What you need to do -> Without the pictures, copy all the entries below exactly.

Extracted data entries ->
+ + +
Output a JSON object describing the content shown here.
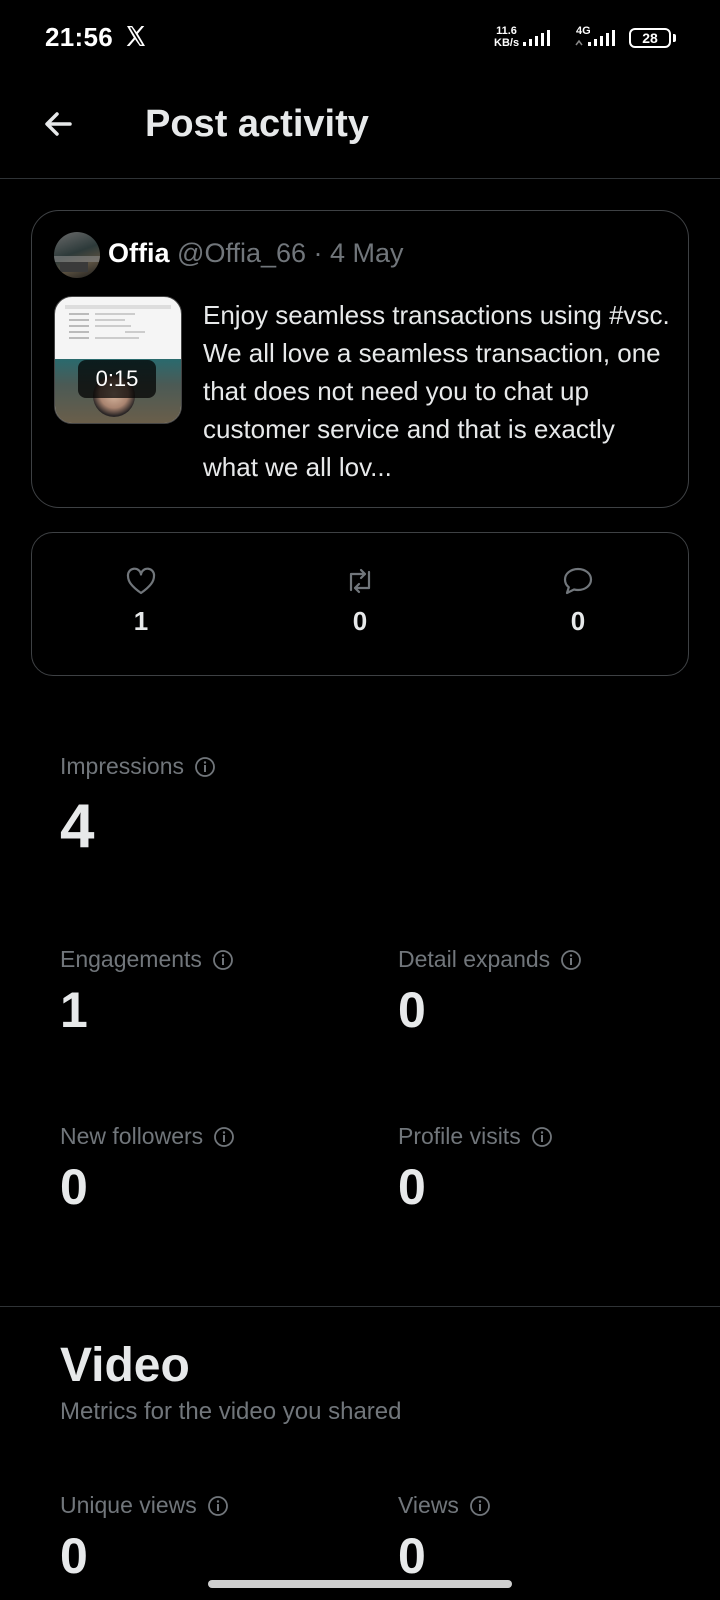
{
  "status_bar": {
    "time": "21:56",
    "net_speed_value": "11.6",
    "net_speed_unit": "KB/s",
    "network_type": "4G",
    "battery": "28"
  },
  "header": {
    "title": "Post activity"
  },
  "post": {
    "author_name": "Offia",
    "author_meta": "@Offia_66 · 4 May",
    "video_duration": "0:15",
    "text": "Enjoy seamless transactions using #vsc. We all love a seamless transaction, one that does not need you to chat up customer service and that is exactly what we all lov..."
  },
  "engagement": {
    "likes": "1",
    "reposts": "0",
    "replies": "0"
  },
  "metrics": {
    "impressions": {
      "label": "Impressions",
      "value": "4"
    },
    "engagements": {
      "label": "Engagements",
      "value": "1"
    },
    "detail_expands": {
      "label": "Detail expands",
      "value": "0"
    },
    "new_followers": {
      "label": "New followers",
      "value": "0"
    },
    "profile_visits": {
      "label": "Profile visits",
      "value": "0"
    }
  },
  "video": {
    "title": "Video",
    "subtitle": "Metrics for the video you shared",
    "unique_views": {
      "label": "Unique views",
      "value": "0"
    },
    "views": {
      "label": "Views",
      "value": "0"
    }
  },
  "colors": {
    "background": "#000000",
    "text_primary": "#e7e9ea",
    "text_secondary": "#71767b",
    "border": "#3e4144"
  }
}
+ + +
Result of the exercise ->
Output a JSON object describing the content shown here.
{
  "status_bar": {
    "time": "21:56",
    "net_speed_value": "11.6",
    "net_speed_unit": "KB/s",
    "network_type": "4G",
    "battery": "28"
  },
  "header": {
    "title": "Post activity"
  },
  "post": {
    "author_name": "Offia",
    "author_meta": "@Offia_66 · 4 May",
    "video_duration": "0:15",
    "text": "Enjoy seamless transactions using #vsc. We all love a seamless transaction, one that does not need you to chat up customer service and that is exactly what we all lov..."
  },
  "engagement": {
    "likes": "1",
    "reposts": "0",
    "replies": "0"
  },
  "metrics": {
    "impressions": {
      "label": "Impressions",
      "value": "4"
    },
    "engagements": {
      "label": "Engagements",
      "value": "1"
    },
    "detail_expands": {
      "label": "Detail expands",
      "value": "0"
    },
    "new_followers": {
      "label": "New followers",
      "value": "0"
    },
    "profile_visits": {
      "label": "Profile visits",
      "value": "0"
    }
  },
  "video": {
    "title": "Video",
    "subtitle": "Metrics for the video you shared",
    "unique_views": {
      "label": "Unique views",
      "value": "0"
    },
    "views": {
      "label": "Views",
      "value": "0"
    }
  },
  "colors": {
    "background": "#000000",
    "text_primary": "#e7e9ea",
    "text_secondary": "#71767b",
    "border": "#3e4144"
  }
}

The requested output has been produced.